AVAILABLE DATA:

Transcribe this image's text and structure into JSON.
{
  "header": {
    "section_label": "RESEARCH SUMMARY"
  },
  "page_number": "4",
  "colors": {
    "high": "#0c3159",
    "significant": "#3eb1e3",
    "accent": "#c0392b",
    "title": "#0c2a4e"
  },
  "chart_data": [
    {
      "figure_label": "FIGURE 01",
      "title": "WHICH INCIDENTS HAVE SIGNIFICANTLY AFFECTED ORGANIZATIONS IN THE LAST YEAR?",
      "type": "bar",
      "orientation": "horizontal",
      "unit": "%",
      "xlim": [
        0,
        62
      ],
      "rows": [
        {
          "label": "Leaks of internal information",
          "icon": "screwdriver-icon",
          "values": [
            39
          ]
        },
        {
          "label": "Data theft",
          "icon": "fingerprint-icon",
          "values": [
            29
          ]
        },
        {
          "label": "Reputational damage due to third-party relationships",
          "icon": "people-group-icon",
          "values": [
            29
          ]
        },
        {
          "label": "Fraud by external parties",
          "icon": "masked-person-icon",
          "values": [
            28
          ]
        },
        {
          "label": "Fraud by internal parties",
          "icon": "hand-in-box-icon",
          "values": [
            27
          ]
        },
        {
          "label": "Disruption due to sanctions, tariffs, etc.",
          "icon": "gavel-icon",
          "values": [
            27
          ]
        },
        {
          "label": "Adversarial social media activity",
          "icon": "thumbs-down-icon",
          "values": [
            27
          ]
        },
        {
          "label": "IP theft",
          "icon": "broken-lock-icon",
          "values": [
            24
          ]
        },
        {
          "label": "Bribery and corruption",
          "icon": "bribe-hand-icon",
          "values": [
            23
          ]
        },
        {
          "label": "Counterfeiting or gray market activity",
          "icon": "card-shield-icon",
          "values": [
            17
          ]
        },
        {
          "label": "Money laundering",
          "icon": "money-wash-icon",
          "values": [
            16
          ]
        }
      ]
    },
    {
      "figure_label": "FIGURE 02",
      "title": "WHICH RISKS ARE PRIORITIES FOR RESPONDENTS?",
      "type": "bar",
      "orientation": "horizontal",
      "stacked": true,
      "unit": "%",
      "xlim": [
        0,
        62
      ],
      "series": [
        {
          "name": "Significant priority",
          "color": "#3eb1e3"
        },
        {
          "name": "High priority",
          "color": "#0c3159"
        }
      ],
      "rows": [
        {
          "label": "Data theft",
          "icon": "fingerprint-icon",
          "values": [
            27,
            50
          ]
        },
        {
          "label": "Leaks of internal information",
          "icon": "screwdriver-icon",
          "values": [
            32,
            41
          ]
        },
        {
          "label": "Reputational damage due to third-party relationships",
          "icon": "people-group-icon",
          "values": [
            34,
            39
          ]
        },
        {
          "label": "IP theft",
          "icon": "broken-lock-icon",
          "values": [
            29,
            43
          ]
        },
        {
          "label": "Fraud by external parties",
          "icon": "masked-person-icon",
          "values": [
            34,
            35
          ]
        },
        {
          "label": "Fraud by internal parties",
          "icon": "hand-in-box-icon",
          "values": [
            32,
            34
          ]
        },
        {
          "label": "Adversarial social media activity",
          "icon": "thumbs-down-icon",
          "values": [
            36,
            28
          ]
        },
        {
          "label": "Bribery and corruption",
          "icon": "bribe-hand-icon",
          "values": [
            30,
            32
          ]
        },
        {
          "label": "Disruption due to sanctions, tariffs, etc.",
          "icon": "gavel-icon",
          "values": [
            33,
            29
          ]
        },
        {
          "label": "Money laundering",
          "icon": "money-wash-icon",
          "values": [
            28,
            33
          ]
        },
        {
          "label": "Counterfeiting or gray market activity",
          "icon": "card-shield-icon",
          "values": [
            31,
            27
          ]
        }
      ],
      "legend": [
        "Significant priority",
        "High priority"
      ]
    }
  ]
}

TASK DESCRIPTION: Using the material above, print every entry exactly as written.

SOLUTION BELOW:
Transcribe this image's text and structure into JSON.
{
  "header": {
    "section_label": "RESEARCH SUMMARY"
  },
  "page_number": "4",
  "colors": {
    "high": "#0c3159",
    "significant": "#3eb1e3",
    "accent": "#c0392b",
    "title": "#0c2a4e"
  },
  "chart_data": [
    {
      "figure_label": "FIGURE 01",
      "title": "WHICH INCIDENTS HAVE SIGNIFICANTLY AFFECTED ORGANIZATIONS IN THE LAST YEAR?",
      "type": "bar",
      "orientation": "horizontal",
      "unit": "%",
      "xlim": [
        0,
        62
      ],
      "rows": [
        {
          "label": "Leaks of internal information",
          "icon": "screwdriver-icon",
          "values": [
            39
          ]
        },
        {
          "label": "Data theft",
          "icon": "fingerprint-icon",
          "values": [
            29
          ]
        },
        {
          "label": "Reputational damage due to third-party relationships",
          "icon": "people-group-icon",
          "values": [
            29
          ]
        },
        {
          "label": "Fraud by external parties",
          "icon": "masked-person-icon",
          "values": [
            28
          ]
        },
        {
          "label": "Fraud by internal parties",
          "icon": "hand-in-box-icon",
          "values": [
            27
          ]
        },
        {
          "label": "Disruption due to sanctions, tariffs, etc.",
          "icon": "gavel-icon",
          "values": [
            27
          ]
        },
        {
          "label": "Adversarial social media activity",
          "icon": "thumbs-down-icon",
          "values": [
            27
          ]
        },
        {
          "label": "IP theft",
          "icon": "broken-lock-icon",
          "values": [
            24
          ]
        },
        {
          "label": "Bribery and corruption",
          "icon": "bribe-hand-icon",
          "values": [
            23
          ]
        },
        {
          "label": "Counterfeiting or gray market activity",
          "icon": "card-shield-icon",
          "values": [
            17
          ]
        },
        {
          "label": "Money laundering",
          "icon": "money-wash-icon",
          "values": [
            16
          ]
        }
      ]
    },
    {
      "figure_label": "FIGURE 02",
      "title": "WHICH RISKS ARE PRIORITIES FOR RESPONDENTS?",
      "type": "bar",
      "orientation": "horizontal",
      "stacked": true,
      "unit": "%",
      "xlim": [
        0,
        62
      ],
      "series": [
        {
          "name": "Significant priority",
          "color": "#3eb1e3"
        },
        {
          "name": "High priority",
          "color": "#0c3159"
        }
      ],
      "rows": [
        {
          "label": "Data theft",
          "icon": "fingerprint-icon",
          "values": [
            27,
            50
          ]
        },
        {
          "label": "Leaks of internal information",
          "icon": "screwdriver-icon",
          "values": [
            32,
            41
          ]
        },
        {
          "label": "Reputational damage due to third-party relationships",
          "icon": "people-group-icon",
          "values": [
            34,
            39
          ]
        },
        {
          "label": "IP theft",
          "icon": "broken-lock-icon",
          "values": [
            29,
            43
          ]
        },
        {
          "label": "Fraud by external parties",
          "icon": "masked-person-icon",
          "values": [
            34,
            35
          ]
        },
        {
          "label": "Fraud by internal parties",
          "icon": "hand-in-box-icon",
          "values": [
            32,
            34
          ]
        },
        {
          "label": "Adversarial social media activity",
          "icon": "thumbs-down-icon",
          "values": [
            36,
            28
          ]
        },
        {
          "label": "Bribery and corruption",
          "icon": "bribe-hand-icon",
          "values": [
            30,
            32
          ]
        },
        {
          "label": "Disruption due to sanctions, tariffs, etc.",
          "icon": "gavel-icon",
          "values": [
            33,
            29
          ]
        },
        {
          "label": "Money laundering",
          "icon": "money-wash-icon",
          "values": [
            28,
            33
          ]
        },
        {
          "label": "Counterfeiting or gray market activity",
          "icon": "card-shield-icon",
          "values": [
            31,
            27
          ]
        }
      ],
      "legend": [
        "Significant priority",
        "High priority"
      ]
    }
  ]
}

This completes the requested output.